=== The input ===
=-=-=

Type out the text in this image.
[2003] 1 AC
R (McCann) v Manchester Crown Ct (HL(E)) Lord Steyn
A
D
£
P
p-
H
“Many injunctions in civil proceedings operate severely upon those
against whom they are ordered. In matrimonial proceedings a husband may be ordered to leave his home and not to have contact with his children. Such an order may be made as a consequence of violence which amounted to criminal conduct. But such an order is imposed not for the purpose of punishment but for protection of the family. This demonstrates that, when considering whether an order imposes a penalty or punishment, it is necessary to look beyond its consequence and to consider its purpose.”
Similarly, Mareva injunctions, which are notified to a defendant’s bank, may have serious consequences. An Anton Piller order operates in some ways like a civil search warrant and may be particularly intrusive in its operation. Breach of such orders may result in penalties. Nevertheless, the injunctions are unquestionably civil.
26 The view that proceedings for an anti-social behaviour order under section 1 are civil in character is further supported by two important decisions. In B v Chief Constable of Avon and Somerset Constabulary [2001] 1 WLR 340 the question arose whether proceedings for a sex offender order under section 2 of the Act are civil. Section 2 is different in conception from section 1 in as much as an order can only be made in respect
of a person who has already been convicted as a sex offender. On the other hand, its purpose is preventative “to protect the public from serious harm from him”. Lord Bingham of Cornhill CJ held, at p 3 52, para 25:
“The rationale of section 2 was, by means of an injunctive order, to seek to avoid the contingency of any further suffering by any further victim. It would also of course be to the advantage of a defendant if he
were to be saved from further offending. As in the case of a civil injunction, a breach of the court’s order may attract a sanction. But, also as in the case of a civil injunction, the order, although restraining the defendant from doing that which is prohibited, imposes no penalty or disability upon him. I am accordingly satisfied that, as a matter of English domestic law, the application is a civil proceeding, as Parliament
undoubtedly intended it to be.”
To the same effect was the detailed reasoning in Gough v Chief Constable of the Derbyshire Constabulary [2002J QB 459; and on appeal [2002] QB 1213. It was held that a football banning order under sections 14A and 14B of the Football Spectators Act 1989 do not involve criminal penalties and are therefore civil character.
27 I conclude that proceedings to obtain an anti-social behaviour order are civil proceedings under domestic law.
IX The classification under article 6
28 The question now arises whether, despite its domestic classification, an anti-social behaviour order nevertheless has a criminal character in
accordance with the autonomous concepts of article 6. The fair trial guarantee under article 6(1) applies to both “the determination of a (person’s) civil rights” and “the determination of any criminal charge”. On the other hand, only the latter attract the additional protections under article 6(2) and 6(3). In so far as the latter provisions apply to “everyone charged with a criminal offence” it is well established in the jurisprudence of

=-=-=

=== Exercise brief ===
Extract all lines of the records above that include "article".

=== Problem solution ===
IX The classification under article 6
accordance with the autonomous concepts of article 6. The fair trial guarantee under article 6(1) applies to both “the determination of a (person’s) civil rights” and “the determination of any criminal charge”. On the other hand, only the latter attract the additional protections under article 6(2) and 6(3). In so far as the latter provisions apply to “everyone charged with a criminal offence” it is well established in the jurisprudence of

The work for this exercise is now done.